--- THE DATA ---

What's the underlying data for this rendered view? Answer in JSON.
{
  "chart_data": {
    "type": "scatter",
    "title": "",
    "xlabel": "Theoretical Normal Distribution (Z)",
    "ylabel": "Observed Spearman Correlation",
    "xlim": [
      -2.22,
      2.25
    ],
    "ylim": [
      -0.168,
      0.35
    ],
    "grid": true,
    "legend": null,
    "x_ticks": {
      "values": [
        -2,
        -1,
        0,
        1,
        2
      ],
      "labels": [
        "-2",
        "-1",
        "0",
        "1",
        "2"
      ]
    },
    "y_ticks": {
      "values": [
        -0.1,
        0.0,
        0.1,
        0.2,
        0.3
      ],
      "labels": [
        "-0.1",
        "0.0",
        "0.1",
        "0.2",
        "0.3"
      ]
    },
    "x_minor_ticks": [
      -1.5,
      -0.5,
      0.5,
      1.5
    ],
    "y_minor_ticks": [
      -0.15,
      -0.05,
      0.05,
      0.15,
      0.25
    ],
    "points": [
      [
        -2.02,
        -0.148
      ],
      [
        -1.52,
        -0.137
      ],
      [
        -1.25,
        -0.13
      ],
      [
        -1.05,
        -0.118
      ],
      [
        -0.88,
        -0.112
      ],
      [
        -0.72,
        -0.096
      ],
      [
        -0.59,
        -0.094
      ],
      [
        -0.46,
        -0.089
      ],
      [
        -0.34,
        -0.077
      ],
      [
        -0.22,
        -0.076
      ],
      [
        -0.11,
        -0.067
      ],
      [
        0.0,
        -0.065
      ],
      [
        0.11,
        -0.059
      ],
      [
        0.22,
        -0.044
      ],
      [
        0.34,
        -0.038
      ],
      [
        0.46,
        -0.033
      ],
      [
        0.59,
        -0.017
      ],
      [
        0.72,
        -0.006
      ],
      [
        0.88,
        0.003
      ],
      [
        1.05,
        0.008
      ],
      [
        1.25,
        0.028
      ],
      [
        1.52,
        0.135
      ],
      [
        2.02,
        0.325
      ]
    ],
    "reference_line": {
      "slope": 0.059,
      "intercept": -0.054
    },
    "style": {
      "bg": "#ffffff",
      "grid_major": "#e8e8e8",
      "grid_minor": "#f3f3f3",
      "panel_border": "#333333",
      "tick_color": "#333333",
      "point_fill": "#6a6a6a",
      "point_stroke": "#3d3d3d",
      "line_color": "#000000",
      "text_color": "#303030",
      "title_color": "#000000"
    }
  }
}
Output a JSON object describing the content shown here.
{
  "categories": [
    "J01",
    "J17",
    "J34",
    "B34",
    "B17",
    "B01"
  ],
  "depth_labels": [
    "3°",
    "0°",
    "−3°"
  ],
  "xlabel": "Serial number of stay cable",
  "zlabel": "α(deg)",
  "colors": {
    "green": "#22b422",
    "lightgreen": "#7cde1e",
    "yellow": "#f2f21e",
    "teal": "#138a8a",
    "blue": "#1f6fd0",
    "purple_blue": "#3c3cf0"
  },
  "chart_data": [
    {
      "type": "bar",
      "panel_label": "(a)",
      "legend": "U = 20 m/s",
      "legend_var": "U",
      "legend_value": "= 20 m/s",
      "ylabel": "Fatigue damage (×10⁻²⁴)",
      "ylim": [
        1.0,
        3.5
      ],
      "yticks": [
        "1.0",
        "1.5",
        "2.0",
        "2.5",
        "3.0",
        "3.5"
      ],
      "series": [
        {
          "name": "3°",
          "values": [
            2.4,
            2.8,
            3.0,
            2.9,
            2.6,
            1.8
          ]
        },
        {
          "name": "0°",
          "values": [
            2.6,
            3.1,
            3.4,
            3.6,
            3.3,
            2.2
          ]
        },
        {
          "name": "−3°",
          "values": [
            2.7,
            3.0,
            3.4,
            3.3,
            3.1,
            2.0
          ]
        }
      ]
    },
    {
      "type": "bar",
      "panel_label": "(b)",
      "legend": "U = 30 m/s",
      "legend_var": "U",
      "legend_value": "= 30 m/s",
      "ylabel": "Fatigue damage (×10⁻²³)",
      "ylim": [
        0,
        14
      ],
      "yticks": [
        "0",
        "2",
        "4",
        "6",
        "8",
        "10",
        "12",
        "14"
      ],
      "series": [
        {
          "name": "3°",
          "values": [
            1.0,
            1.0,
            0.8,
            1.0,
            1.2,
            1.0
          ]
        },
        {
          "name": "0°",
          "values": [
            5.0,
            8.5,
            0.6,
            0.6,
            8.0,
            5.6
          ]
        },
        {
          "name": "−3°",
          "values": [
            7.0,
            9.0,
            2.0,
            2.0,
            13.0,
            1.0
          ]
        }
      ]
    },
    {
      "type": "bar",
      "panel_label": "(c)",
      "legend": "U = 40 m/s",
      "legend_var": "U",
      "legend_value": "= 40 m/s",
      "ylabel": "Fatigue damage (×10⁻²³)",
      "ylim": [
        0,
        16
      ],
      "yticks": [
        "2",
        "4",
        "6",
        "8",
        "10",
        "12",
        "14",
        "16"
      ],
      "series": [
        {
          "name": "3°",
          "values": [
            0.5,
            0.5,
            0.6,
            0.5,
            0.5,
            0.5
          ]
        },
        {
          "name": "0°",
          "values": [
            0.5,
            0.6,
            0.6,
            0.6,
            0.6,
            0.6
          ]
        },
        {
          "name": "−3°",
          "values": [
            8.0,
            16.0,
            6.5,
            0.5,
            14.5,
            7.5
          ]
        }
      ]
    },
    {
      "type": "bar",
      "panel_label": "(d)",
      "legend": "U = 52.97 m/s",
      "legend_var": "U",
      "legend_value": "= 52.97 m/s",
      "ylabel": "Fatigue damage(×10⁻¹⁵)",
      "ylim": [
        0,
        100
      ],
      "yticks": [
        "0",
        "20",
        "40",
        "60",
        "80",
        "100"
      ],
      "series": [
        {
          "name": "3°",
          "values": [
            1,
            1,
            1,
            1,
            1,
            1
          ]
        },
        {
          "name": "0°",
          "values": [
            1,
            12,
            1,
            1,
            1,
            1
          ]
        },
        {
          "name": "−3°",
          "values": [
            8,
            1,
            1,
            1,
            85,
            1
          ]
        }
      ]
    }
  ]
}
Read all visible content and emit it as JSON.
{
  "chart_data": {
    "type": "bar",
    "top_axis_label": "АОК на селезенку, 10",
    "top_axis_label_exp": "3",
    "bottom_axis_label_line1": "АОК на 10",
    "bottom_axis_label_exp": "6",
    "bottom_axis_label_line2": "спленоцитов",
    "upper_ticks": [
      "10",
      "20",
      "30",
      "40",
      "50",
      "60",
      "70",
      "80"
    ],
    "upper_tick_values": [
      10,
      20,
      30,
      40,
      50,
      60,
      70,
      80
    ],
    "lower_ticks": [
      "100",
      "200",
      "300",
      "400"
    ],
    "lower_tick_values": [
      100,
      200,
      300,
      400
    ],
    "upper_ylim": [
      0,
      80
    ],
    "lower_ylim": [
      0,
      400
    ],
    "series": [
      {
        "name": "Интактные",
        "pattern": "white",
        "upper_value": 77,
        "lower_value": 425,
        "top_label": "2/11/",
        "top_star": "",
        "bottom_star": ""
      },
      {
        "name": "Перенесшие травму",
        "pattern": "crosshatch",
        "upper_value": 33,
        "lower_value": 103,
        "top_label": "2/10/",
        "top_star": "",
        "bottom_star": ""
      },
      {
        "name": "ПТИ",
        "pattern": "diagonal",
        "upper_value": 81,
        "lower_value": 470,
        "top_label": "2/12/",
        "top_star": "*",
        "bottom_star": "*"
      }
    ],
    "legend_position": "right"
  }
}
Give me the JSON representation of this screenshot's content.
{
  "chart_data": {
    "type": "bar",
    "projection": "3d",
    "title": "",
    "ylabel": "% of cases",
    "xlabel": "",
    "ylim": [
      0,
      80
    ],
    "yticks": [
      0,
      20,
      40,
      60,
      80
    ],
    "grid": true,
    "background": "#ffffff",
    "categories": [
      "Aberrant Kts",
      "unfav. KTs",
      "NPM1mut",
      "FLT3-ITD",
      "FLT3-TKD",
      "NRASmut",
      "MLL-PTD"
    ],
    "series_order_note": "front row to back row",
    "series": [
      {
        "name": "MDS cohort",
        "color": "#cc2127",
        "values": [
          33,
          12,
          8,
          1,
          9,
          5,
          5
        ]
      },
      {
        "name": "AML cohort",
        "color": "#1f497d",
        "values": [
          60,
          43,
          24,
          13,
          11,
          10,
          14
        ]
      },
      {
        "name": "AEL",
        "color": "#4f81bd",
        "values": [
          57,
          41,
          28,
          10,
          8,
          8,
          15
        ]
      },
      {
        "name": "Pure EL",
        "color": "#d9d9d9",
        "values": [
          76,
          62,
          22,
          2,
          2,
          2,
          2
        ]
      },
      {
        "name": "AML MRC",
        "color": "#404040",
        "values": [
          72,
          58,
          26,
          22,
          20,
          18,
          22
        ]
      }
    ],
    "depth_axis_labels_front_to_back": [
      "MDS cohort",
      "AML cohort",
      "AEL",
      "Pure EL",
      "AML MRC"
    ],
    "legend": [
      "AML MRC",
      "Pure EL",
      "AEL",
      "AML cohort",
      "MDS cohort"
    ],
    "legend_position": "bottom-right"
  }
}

---

● PROBLEM DESCRIPTION
Which lines contain the word "pattern"? Copy each one.

● TASK SOLUTION
        "pattern": "white",
        "pattern": "crosshatch",
        "pattern": "diagonal",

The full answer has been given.